§ **Exercise brief**
Below is a block of data; give all of it again word for word.

§ **Records shown**

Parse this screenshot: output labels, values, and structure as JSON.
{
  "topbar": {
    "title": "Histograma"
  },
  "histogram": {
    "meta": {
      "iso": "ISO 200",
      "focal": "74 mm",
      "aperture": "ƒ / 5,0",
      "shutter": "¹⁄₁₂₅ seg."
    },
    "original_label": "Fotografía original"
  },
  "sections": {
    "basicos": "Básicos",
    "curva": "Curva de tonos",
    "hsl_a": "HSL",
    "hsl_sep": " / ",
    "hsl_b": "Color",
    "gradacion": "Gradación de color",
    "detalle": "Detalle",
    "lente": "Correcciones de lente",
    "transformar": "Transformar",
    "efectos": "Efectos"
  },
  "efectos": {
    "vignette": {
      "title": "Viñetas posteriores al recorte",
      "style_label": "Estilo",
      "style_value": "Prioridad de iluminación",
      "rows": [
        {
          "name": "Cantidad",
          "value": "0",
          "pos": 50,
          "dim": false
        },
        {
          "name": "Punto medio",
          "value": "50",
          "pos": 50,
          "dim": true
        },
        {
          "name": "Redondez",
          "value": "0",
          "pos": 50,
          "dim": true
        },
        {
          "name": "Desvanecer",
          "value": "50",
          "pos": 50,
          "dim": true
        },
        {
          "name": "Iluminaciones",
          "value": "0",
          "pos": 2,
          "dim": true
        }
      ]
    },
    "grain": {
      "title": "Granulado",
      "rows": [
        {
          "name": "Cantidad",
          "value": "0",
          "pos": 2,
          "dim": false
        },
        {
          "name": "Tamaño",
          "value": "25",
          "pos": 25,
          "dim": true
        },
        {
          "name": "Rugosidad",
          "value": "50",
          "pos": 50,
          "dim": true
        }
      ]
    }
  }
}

§ **Exercise response**
Parse this screenshot: output labels, values, and structure as JSON.
{
  "topbar": {
    "title": "Histograma"
  },
  "histogram": {
    "meta": {
      "iso": "ISO 200",
      "focal": "74 mm",
      "aperture": "ƒ / 5,0",
      "shutter": "¹⁄₁₂₅ seg."
    },
    "original_label": "Fotografía original"
  },
  "sections": {
    "basicos": "Básicos",
    "curva": "Curva de tonos",
    "hsl_a": "HSL",
    "hsl_sep": " / ",
    "hsl_b": "Color",
    "gradacion": "Gradación de color",
    "detalle": "Detalle",
    "lente": "Correcciones de lente",
    "transformar": "Transformar",
    "efectos": "Efectos"
  },
  "efectos": {
    "vignette": {
      "title": "Viñetas posteriores al recorte",
      "style_label": "Estilo",
      "style_value": "Prioridad de iluminación",
      "rows": [
        {
          "name": "Cantidad",
          "value": "0",
          "pos": 50,
          "dim": false
        },
        {
          "name": "Punto medio",
          "value": "50",
          "pos": 50,
          "dim": true
        },
        {
          "name": "Redondez",
          "value": "0",
          "pos": 50,
          "dim": true
        },
        {
          "name": "Desvanecer",
          "value": "50",
          "pos": 50,
          "dim": true
        },
        {
          "name": "Iluminaciones",
          "value": "0",
          "pos": 2,
          "dim": true
        }
      ]
    },
    "grain": {
      "title": "Granulado",
      "rows": [
        {
          "name": "Cantidad",
          "value": "0",
          "pos": 2,
          "dim": false
        },
        {
          "name": "Tamaño",
          "value": "25",
          "pos": 25,
          "dim": true
        },
        {
          "name": "Rugosidad",
          "value": "50",
          "pos": 50,
          "dim": true
        }
      ]
    }
  }
}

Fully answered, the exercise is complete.